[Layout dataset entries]

══════

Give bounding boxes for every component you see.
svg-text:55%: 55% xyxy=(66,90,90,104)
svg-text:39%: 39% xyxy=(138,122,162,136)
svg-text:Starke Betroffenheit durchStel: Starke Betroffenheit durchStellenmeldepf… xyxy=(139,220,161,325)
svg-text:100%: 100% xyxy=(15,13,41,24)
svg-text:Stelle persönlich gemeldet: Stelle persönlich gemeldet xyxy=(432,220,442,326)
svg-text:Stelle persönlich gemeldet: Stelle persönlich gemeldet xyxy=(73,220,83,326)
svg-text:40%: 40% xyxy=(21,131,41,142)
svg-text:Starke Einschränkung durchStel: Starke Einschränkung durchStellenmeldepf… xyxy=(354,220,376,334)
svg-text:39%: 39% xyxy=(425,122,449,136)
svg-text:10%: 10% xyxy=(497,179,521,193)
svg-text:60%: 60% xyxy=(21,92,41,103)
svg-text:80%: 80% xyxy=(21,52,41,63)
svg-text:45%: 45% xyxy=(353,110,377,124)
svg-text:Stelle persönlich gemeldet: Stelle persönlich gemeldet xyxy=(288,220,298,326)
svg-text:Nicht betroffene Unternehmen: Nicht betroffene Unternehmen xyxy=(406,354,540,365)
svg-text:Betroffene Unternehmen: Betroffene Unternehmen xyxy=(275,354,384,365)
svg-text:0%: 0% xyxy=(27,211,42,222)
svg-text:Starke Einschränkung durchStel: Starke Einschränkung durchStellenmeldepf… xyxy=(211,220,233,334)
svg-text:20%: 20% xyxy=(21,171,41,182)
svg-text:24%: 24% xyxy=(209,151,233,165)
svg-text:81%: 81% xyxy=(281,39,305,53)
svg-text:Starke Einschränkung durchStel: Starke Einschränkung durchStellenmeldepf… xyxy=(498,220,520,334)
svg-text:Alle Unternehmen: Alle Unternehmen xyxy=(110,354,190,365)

══════

Format the lines of the listing above as a numbered list, omitting any blank lines.

## Solution to the exercise
1. Give bounding boxes for every component you see.
2. svg-text:55%: 55% xyxy=(66,90,90,104)
3. svg-text:39%: 39% xyxy=(138,122,162,136)
4. svg-text:Starke Betroffenheit durchStel: Starke Betroffenheit durchStellenmeldepf… xyxy=(139,220,161,325)
5. svg-text:100%: 100% xyxy=(15,13,41,24)
6. svg-text:Stelle persönlich gemeldet: Stelle persönlich gemeldet xyxy=(432,220,442,326)
7. svg-text:Stelle persönlich gemeldet: Stelle persönlich gemeldet xyxy=(73,220,83,326)
8. svg-text:40%: 40% xyxy=(21,131,41,142)
9. svg-text:Starke Einschränkung durchStel: Starke Einschränkung durchStellenmeldepf… xyxy=(354,220,376,334)
10. svg-text:39%: 39% xyxy=(425,122,449,136)
11. svg-text:10%: 10% xyxy=(497,179,521,193)
12. svg-text:60%: 60% xyxy=(21,92,41,103)
13. svg-text:80%: 80% xyxy=(21,52,41,63)
14. svg-text:45%: 45% xyxy=(353,110,377,124)
15. svg-text:Stelle persönlich gemeldet: Stelle persönlich gemeldet xyxy=(288,220,298,326)
16. svg-text:Nicht betroffene Unternehmen: Nicht betroffene Unternehmen xyxy=(406,354,540,365)
17. svg-text:Betroffene Unternehmen: Betroffene Unternehmen xyxy=(275,354,384,365)
18. svg-text:0%: 0% xyxy=(27,211,42,222)
19. svg-text:Starke Einschränkung durchStel: Starke Einschränkung durchStellenmeldepf… xyxy=(211,220,233,334)
20. svg-text:20%: 20% xyxy=(21,171,41,182)
21. svg-text:24%: 24% xyxy=(209,151,233,165)
22. svg-text:81%: 81% xyxy=(281,39,305,53)
23. svg-text:Starke Einschränkung durchStel: Starke Einschränkung durchStellenmeldepf… xyxy=(498,220,520,334)
24. svg-text:Alle Unternehmen: Alle Unternehmen xyxy=(110,354,190,365)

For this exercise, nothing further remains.